**Dataset items:**
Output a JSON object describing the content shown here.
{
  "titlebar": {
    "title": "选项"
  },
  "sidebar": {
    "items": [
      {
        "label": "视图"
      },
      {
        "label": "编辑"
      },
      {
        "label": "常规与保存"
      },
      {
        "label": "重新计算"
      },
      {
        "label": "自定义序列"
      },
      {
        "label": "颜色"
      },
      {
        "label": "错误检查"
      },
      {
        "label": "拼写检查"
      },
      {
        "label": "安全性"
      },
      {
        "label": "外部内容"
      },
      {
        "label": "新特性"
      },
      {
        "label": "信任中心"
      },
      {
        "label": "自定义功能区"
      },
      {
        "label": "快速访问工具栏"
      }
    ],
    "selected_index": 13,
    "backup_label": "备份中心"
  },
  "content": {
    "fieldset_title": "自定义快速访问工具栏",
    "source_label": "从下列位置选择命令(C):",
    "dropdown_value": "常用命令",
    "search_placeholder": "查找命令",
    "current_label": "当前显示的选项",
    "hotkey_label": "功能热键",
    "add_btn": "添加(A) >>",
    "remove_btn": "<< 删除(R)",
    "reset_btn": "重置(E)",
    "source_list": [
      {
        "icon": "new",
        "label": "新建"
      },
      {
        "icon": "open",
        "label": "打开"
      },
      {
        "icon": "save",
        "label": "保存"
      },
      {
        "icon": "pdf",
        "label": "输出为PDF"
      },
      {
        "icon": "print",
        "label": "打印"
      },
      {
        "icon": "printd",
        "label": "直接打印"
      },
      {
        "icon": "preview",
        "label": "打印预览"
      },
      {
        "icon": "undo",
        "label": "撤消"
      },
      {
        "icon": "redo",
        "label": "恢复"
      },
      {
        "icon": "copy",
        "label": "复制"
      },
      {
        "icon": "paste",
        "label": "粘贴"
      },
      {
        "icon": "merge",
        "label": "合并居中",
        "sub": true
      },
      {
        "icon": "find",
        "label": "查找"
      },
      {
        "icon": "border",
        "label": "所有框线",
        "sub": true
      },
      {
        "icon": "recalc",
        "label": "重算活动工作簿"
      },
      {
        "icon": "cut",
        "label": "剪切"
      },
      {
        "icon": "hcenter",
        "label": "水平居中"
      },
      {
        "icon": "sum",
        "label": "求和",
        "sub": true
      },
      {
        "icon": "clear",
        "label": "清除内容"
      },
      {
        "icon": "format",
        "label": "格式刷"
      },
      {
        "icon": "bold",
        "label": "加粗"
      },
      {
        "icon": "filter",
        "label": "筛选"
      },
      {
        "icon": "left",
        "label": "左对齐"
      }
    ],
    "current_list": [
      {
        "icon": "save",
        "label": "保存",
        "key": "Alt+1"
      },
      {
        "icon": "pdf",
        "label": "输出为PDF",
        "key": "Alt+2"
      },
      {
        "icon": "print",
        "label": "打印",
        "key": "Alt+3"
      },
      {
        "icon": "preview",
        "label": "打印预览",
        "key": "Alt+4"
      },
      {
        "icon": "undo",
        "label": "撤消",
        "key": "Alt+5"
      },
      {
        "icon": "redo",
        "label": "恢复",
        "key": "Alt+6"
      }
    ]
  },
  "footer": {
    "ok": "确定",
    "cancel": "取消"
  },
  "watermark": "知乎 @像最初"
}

==

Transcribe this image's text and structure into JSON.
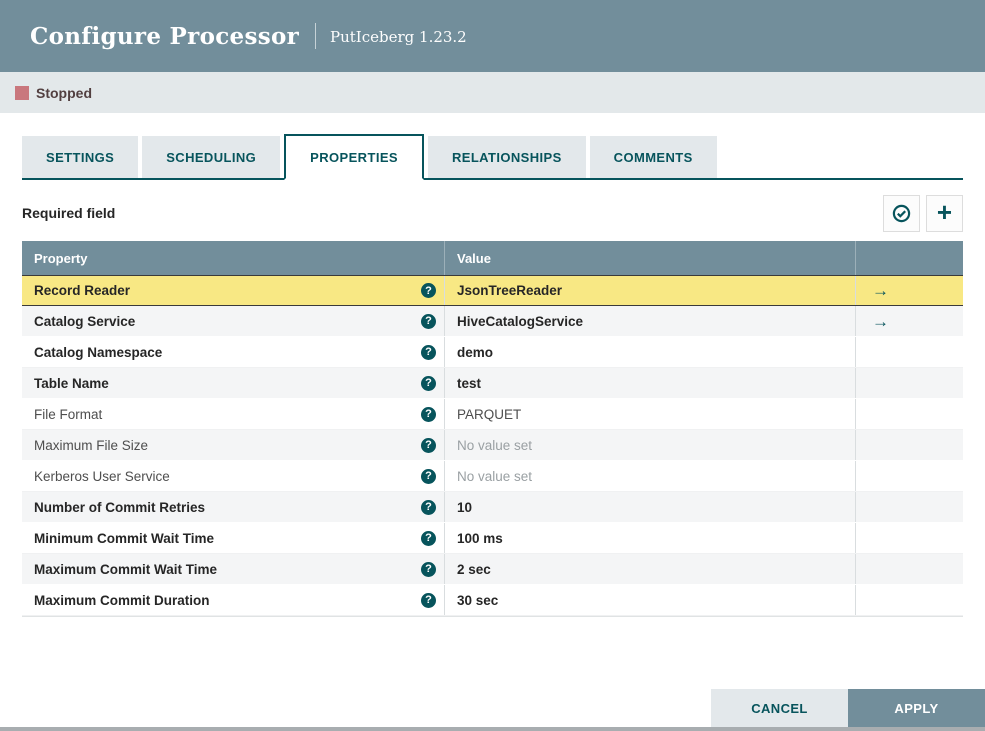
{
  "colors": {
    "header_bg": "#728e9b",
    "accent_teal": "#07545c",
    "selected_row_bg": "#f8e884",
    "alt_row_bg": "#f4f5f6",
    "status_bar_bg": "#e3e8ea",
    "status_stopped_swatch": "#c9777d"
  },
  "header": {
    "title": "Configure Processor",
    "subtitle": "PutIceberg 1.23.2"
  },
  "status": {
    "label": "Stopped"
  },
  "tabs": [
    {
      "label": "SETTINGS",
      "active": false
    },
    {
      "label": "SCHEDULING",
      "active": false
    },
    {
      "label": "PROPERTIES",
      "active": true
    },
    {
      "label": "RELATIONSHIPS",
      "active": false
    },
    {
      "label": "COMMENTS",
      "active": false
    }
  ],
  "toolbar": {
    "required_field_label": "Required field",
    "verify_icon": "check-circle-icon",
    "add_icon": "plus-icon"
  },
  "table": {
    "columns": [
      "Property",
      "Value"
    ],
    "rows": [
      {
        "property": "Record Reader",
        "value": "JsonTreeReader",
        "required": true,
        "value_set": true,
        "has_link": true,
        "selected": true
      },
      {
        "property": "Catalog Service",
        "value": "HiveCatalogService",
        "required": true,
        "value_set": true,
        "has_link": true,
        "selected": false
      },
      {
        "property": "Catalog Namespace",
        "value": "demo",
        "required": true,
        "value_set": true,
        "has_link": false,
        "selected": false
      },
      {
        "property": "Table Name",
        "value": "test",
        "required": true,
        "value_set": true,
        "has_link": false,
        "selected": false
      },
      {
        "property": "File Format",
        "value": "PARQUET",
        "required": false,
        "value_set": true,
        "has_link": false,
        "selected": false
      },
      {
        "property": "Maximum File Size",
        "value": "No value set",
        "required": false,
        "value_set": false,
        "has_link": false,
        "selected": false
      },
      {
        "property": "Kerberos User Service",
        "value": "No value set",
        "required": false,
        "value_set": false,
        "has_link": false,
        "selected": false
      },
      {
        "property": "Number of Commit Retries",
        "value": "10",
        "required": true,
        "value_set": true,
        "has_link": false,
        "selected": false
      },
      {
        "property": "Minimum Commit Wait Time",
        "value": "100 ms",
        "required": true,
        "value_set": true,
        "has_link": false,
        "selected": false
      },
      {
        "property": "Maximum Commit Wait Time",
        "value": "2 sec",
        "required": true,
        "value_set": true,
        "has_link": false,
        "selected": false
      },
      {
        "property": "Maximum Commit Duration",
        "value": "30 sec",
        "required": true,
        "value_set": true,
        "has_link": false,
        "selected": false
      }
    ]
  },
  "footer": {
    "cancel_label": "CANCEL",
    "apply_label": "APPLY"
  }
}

**Given request:** Find every line in the records that contains the word "Commit"; copy those lines.

**Expected answer:**
        "property": "Number of Commit Retries",
        "property": "Minimum Commit Wait Time",
        "property": "Maximum Commit Wait Time",
        "property": "Maximum Commit Duration",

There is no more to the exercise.